Short problem. Output the data word for word, dropping every image.

+++ Data +++

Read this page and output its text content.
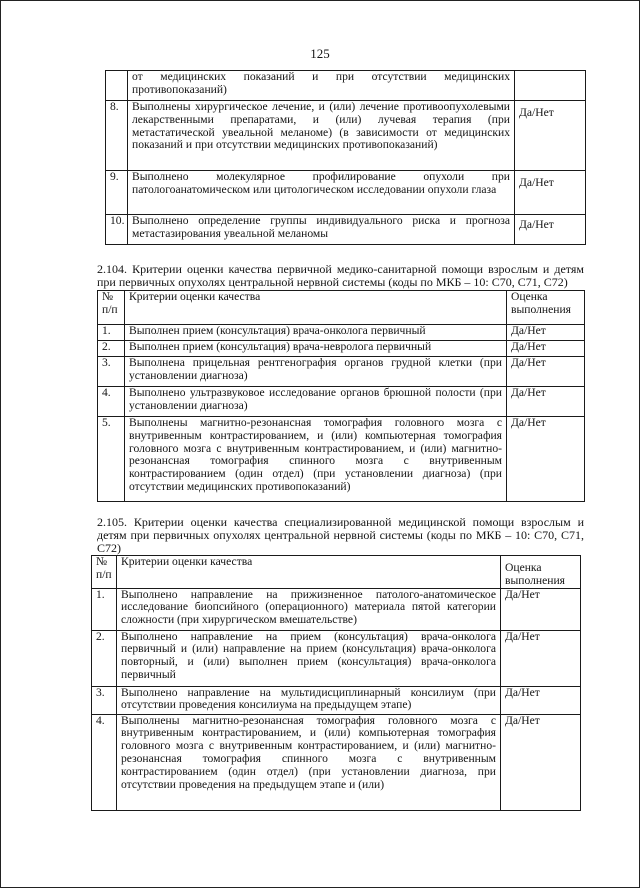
125
	от медицинских показаний и при отсутствии медицинских противопоказаний)	
8.	Выполнены хирургическое лечение, и (или) лечение противоопухолевыми лекарственными препаратами, и (или) лучевая терапия (при метастатической увеальной меланоме) (в зависимости от медицинских показаний и при отсутствии медицинских противопоказаний)	Да/Нет
9.	Выполнено молекулярное профилирование опухоли при патологоанатомическом или цитологическом исследовании опухоли глаза	Да/Нет
10.	Выполнено определение группы индивидуального риска и прогноза метастазирования увеальной меланомы	Да/Нет
2.104. Критерии оценки качества первичной медико-санитарной помощи взрослым и детям при первичных опухолях центральной нервной системы (коды по МКБ – 10: С70, С71, С72)
№ п/п	Критерии оценки качества	Оценка выполнения
1.	Выполнен прием (консультация) врача-онколога первичный	Да/Нет
2.	Выполнен прием (консультация) врача-невролога первичный	Да/Нет
3.	Выполнена прицельная рентгенография органов грудной клетки (при установлении диагноза)	Да/Нет
4.	Выполнено ультразвуковое исследование органов брюшной полости (при установлении диагноза)	Да/Нет
5.	Выполнены магнитно-резонансная томография головного мозга с внутривенным контрастированием, и (или) компьютерная томография головного мозга с внутривенным контрастированием, и (или) магнитно-резонансная томография спинного мозга с внутривенным контрастированием (один отдел) (при установлении диагноза) (при отсутствии медицинских противопоказаний)	Да/Нет
2.105. Критерии оценки качества специализированной медицинской помощи взрослым и детям при первичных опухолях центральной нервной системы (коды по МКБ – 10: С70, С71, С72)
№ п/п	Критерии оценки качества	Оценка выполнения
1.	Выполнено направление на прижизненное патолого-анатомическое исследование биопсийного (операционного) материала пятой категории сложности (при хирургическом вмешательстве)	Да/Нет
2.	Выполнено направление на прием (консультация) врача-онколога первичный и (или) направление на прием (консультация) врача-онколога повторный, и (или) выполнен прием (консультация) врача-онколога первичный	Да/Нет
3.	Выполнено направление на мультидисциплинарный консилиум (при отсутствии проведения консилиума на предыдущем этапе)	Да/Нет
4.	Выполнены магнитно-резонансная томография головного мозга с внутривенным контрастированием, и (или) компьютерная томография головного мозга с внутривенным контрастированием, и (или) магнитно-резонансная томография спинного мозга с внутривенным контрастированием (один отдел) (при установлении диагноза, при отсутствии проведения на предыдущем этапе и (или)	Да/Нет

+++

Response to the exercise.
Read this page and output its text content.
125
	от медицинских показаний и при отсутствии медицинских противопоказаний)	
8.	Выполнены хирургическое лечение, и (или) лечение противоопухолевыми лекарственными препаратами, и (или) лучевая терапия (при метастатической увеальной меланоме) (в зависимости от медицинских показаний и при отсутствии медицинских противопоказаний)	Да/Нет
9.	Выполнено молекулярное профилирование опухоли при патологоанатомическом или цитологическом исследовании опухоли глаза	Да/Нет
10.	Выполнено определение группы индивидуального риска и прогноза метастазирования увеальной меланомы	Да/Нет
2.104. Критерии оценки качества первичной медико-санитарной помощи взрослым и детям при первичных опухолях центральной нервной системы (коды по МКБ – 10: С70, С71, С72)
№ п/п	Критерии оценки качества	Оценка выполнения
1.	Выполнен прием (консультация) врача-онколога первичный	Да/Нет
2.	Выполнен прием (консультация) врача-невролога первичный	Да/Нет
3.	Выполнена прицельная рентгенография органов грудной клетки (при установлении диагноза)	Да/Нет
4.	Выполнено ультразвуковое исследование органов брюшной полости (при установлении диагноза)	Да/Нет
5.	Выполнены магнитно-резонансная томография головного мозга с внутривенным контрастированием, и (или) компьютерная томография головного мозга с внутривенным контрастированием, и (или) магнитно-резонансная томография спинного мозга с внутривенным контрастированием (один отдел) (при установлении диагноза) (при отсутствии медицинских противопоказаний)	Да/Нет
2.105. Критерии оценки качества специализированной медицинской помощи взрослым и детям при первичных опухолях центральной нервной системы (коды по МКБ – 10: С70, С71, С72)
№ п/п	Критерии оценки качества	Оценка выполнения
1.	Выполнено направление на прижизненное патолого-анатомическое исследование биопсийного (операционного) материала пятой категории сложности (при хирургическом вмешательстве)	Да/Нет
2.	Выполнено направление на прием (консультация) врача-онколога первичный и (или) направление на прием (консультация) врача-онколога повторный, и (или) выполнен прием (консультация) врача-онколога первичный	Да/Нет
3.	Выполнено направление на мультидисциплинарный консилиум (при отсутствии проведения консилиума на предыдущем этапе)	Да/Нет
4.	Выполнены магнитно-резонансная томография головного мозга с внутривенным контрастированием, и (или) компьютерная томография головного мозга с внутривенным контрастированием, и (или) магнитно-резонансная томография спинного мозга с внутривенным контрастированием (один отдел) (при установлении диагноза, при отсутствии проведения на предыдущем этапе и (или)	Да/Нет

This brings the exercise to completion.